---------- Provided records ----------
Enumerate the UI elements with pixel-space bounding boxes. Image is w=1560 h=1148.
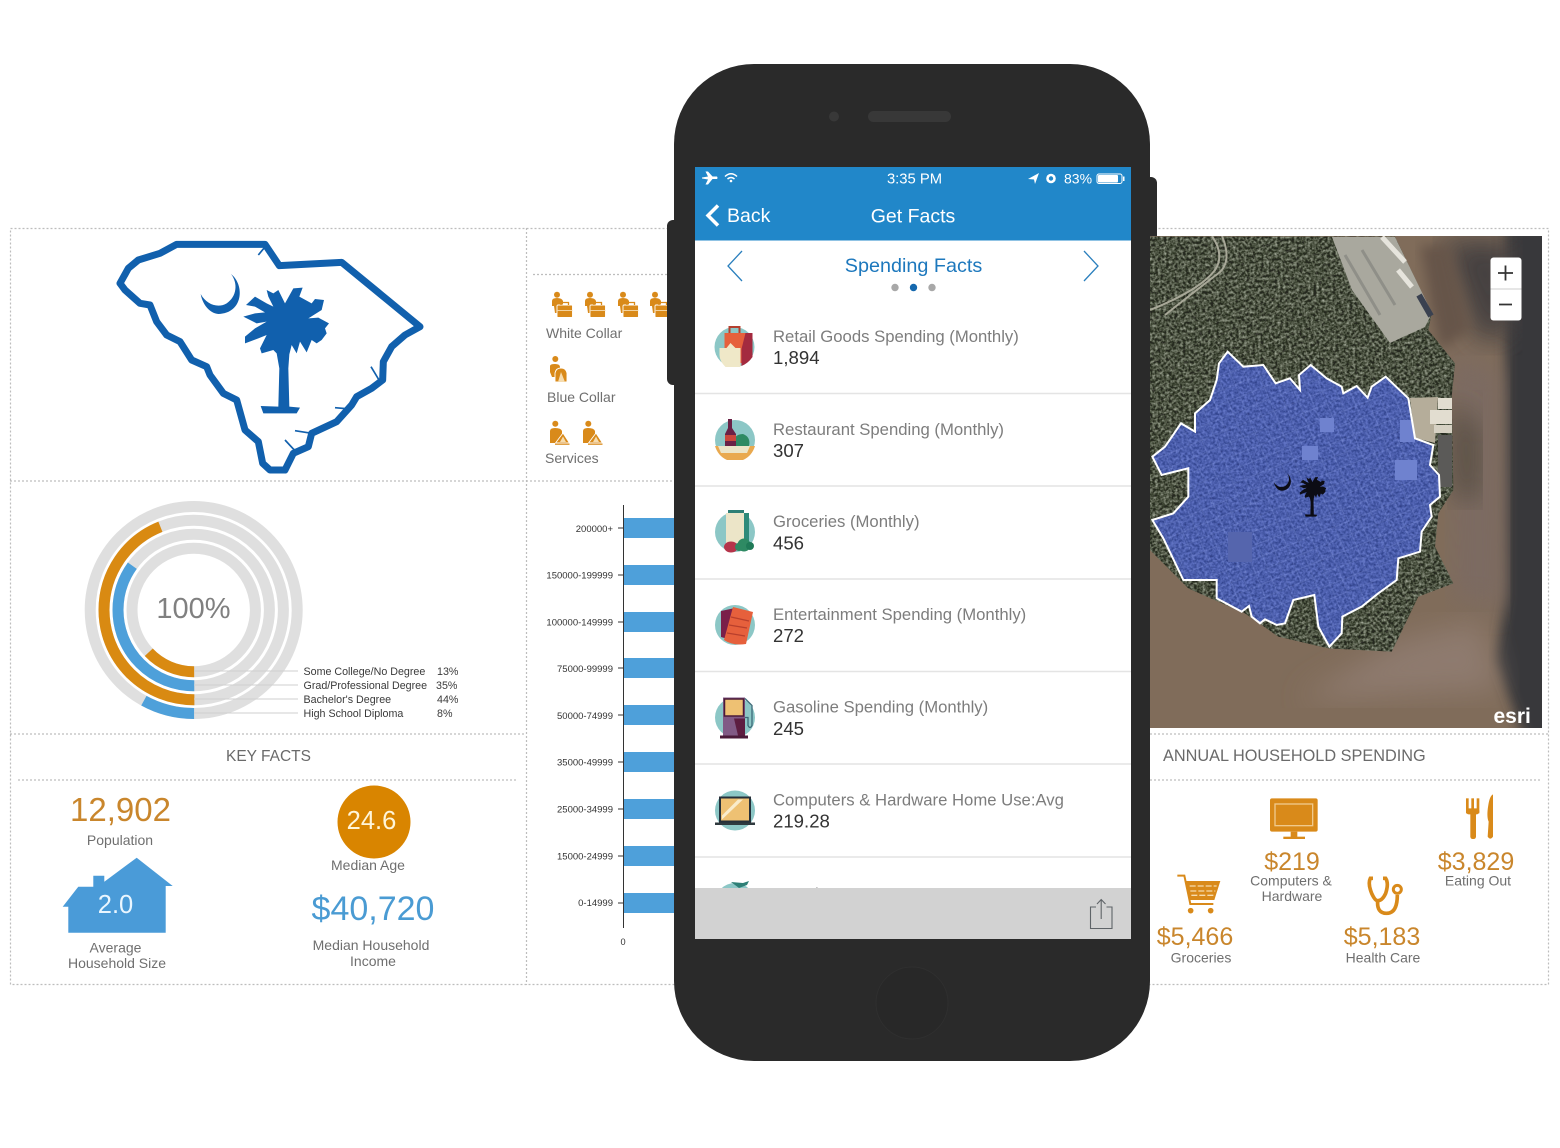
axis and ticks (618, 505, 624, 928)
stat: median income: Median Household (313, 937, 429, 953)
spend: computers: Hardware (1262, 888, 1323, 904)
text: travel: Travel A (773, 884, 834, 904)
legend: 35% (436, 680, 458, 692)
text: restaurant (773, 420, 1004, 461)
stat: population: 12,902 (70, 791, 171, 828)
row: gasoline (715, 698, 988, 739)
icon: share (1090, 900, 1112, 928)
label: blue collar: Blue Collar (547, 389, 616, 405)
stat: population (70, 791, 171, 848)
east buildings (1430, 398, 1452, 487)
icon: stethoscope (1369, 878, 1401, 913)
status clock: 3:35 PM (887, 172, 942, 188)
text: entertainment (773, 605, 1026, 646)
icon: fork and knife (1466, 794, 1493, 839)
legend: Grad/Professional Degree (304, 680, 427, 692)
water background (1150, 236, 1542, 728)
icon: tickets (715, 605, 755, 645)
icon: monitor (1270, 798, 1318, 839)
legend: 8% (437, 708, 453, 720)
phone side buttons (667, 177, 1157, 385)
panel: education donut chart (90, 506, 459, 720)
text: restaurant: Restaurant Spending (Monthly) (773, 420, 1004, 439)
stat: population: Population (87, 832, 153, 848)
spend: eating out: Eating Out (1445, 872, 1511, 888)
icon: wine and salad (715, 419, 755, 460)
text: groceries (773, 512, 920, 554)
row separators (695, 394, 1131, 857)
panel: satellite map (1150, 225, 1560, 740)
port terminal (1332, 237, 1432, 343)
label: services: Services (545, 450, 599, 466)
axis labels: 200000+ (576, 524, 613, 535)
spend: computers: Computers & (1250, 872, 1333, 888)
text: groceries: 456 (773, 532, 804, 554)
legend: Some College/No Degree (304, 666, 425, 678)
axis labels: 25000-34999 (557, 804, 613, 816)
stat: household size house: Average (90, 940, 142, 956)
stat: median age (331, 786, 410, 873)
land (1150, 236, 1455, 652)
stat: median income: $40,720 (312, 890, 434, 928)
esri logo: esri (1494, 705, 1531, 728)
water shading (1300, 225, 1560, 740)
icon: gas pump (715, 698, 755, 738)
stat: household size house: 2.0 (98, 891, 133, 919)
heading: key facts: KEY FACTS (226, 748, 311, 765)
spend: health care (1344, 923, 1421, 966)
row: groceries (715, 510, 920, 554)
legend: 44% (437, 694, 459, 706)
legend: Bachelor's Degree (304, 694, 391, 706)
port terminal buildings (1345, 237, 1431, 316)
phone body (674, 64, 1150, 1061)
icon: blue collar (550, 356, 567, 382)
stat: household size house (63, 858, 173, 971)
icon: travel plane (715, 881, 755, 923)
row: entertainment (715, 605, 1026, 646)
bars (623, 518, 678, 913)
donut center value: 100% (156, 593, 231, 625)
panel: annual household spending (1157, 794, 1514, 966)
icon: shopping bags (714, 327, 754, 367)
text: restaurant: 307 (773, 440, 804, 461)
stat: median age: Median Age (331, 857, 405, 873)
donut value arcs (90, 506, 297, 714)
status icons right: 83% (1064, 170, 1092, 186)
phone camera (829, 112, 839, 122)
text: gasoline (773, 698, 988, 739)
icon: map marker palm (1299, 477, 1326, 517)
panel: South Carolina state outline (120, 244, 420, 470)
row: restaurant (715, 419, 1004, 461)
text: computers (773, 790, 1064, 832)
back chevron (708, 206, 718, 226)
icon: palmetto tree (243, 288, 329, 413)
legend: High School Diploma (304, 708, 403, 720)
spend: groceries: $5,466 (1157, 923, 1233, 951)
status icons right (1028, 170, 1124, 186)
dashboard frame grid (10, 228, 1549, 985)
heading: annual household spending: ANNUAL HOUSEHOLD SPENDING (1163, 747, 1426, 765)
text: entertainment: Entertainment Spending (Monthly) (773, 605, 1026, 624)
text: groceries: Groceries (Monthly) (773, 512, 920, 531)
state outline (120, 244, 420, 470)
zoom control (1490, 258, 1522, 320)
title: Get Facts (871, 206, 956, 228)
concrete yard (1410, 397, 1438, 443)
panel: occupation icons (545, 292, 670, 466)
axis labels: 100000-149999 (546, 618, 613, 628)
icon: shopping cart (1177, 876, 1220, 913)
icon row: services (550, 421, 602, 445)
status icons left (702, 172, 737, 184)
text: retail goods (773, 327, 1019, 368)
spend: computers: $219 (1264, 848, 1320, 876)
axis labels (546, 524, 626, 947)
spend: health care: Health Care (1346, 950, 1421, 966)
stat: median income: Income (350, 953, 396, 969)
icon: milk and vegetables (715, 510, 755, 552)
icon: laptop (715, 790, 755, 830)
row: retail goods (714, 327, 1019, 368)
axis labels: 50000-74999 (557, 711, 613, 722)
text: retail goods: 1,894 (773, 347, 820, 368)
neighborhood polygon (1150, 340, 1450, 660)
donut grey rings (90, 506, 297, 714)
text: computers: 219.28 (773, 810, 830, 832)
icon row: white collar (552, 292, 670, 318)
panel: phone screen (695, 167, 1131, 939)
text: retail goods: Retail Goods Spending (Monthly) (773, 327, 1019, 346)
panel: key facts (63, 786, 434, 971)
stat: household size house: Household Size (68, 955, 166, 971)
phone speaker (868, 111, 951, 122)
carousel header: Spending Facts (845, 255, 982, 277)
spend: health care: $5,183 (1344, 923, 1420, 951)
text: gasoline: 245 (773, 718, 804, 739)
axis labels: 75000-99999 (557, 664, 613, 675)
text: computers: Computers & Hardware Home Use:Avg (773, 790, 1064, 810)
axis labels: 0-14999 (578, 898, 613, 909)
row: computers (715, 790, 1064, 832)
stat: median age: 24.6 (347, 807, 396, 835)
spend: groceries (1157, 923, 1233, 966)
back label: Back (727, 205, 771, 227)
label: white collar: White Collar (546, 325, 623, 341)
stat: median income (312, 890, 434, 969)
row: travel (clipped) (715, 881, 834, 923)
coastal inlets (258, 246, 380, 452)
panel: income bar chart (546, 505, 678, 947)
legend leader lines (194, 671, 298, 713)
axis labels: 150000-199999 (546, 570, 613, 582)
legend: 13% (437, 666, 459, 678)
axis labels: 15000-24999 (557, 852, 613, 862)
icon: map marker moon (1274, 473, 1291, 491)
axis labels: 35000-49999 (557, 758, 613, 768)
spend: eating out (1438, 848, 1514, 888)
phone home button (876, 967, 948, 1039)
spend: groceries: Groceries (1171, 950, 1231, 966)
spend: eating out: $3,829 (1438, 848, 1514, 876)
axis labels: 0 (620, 937, 626, 947)
carousel header (728, 251, 1098, 291)
spend: computers (1250, 848, 1333, 904)
curved roads (1150, 236, 1227, 315)
legend (304, 666, 459, 720)
bottom toolbar (695, 888, 1131, 939)
app header bar (695, 167, 1131, 240)
text: entertainment: 272 (773, 625, 804, 646)
icon: crescent moon (201, 274, 240, 314)
text: gasoline: Gasoline Spending (Monthly) (773, 698, 988, 716)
----------
Direction:
Reproduce the lines between the one holding "axis and ticks (618, 505, 624, 928)" and the one holding "text: restaurant (773, 420, 1004, 461)", inclusive, with no changes.

Output:
axis and ticks (618, 505, 624, 928)
stat: median income: Median Household (313, 937, 429, 953)
spend: computers: Hardware (1262, 888, 1323, 904)
text: travel: Travel A (773, 884, 834, 904)
legend: 35% (436, 680, 458, 692)
text: restaurant (773, 420, 1004, 461)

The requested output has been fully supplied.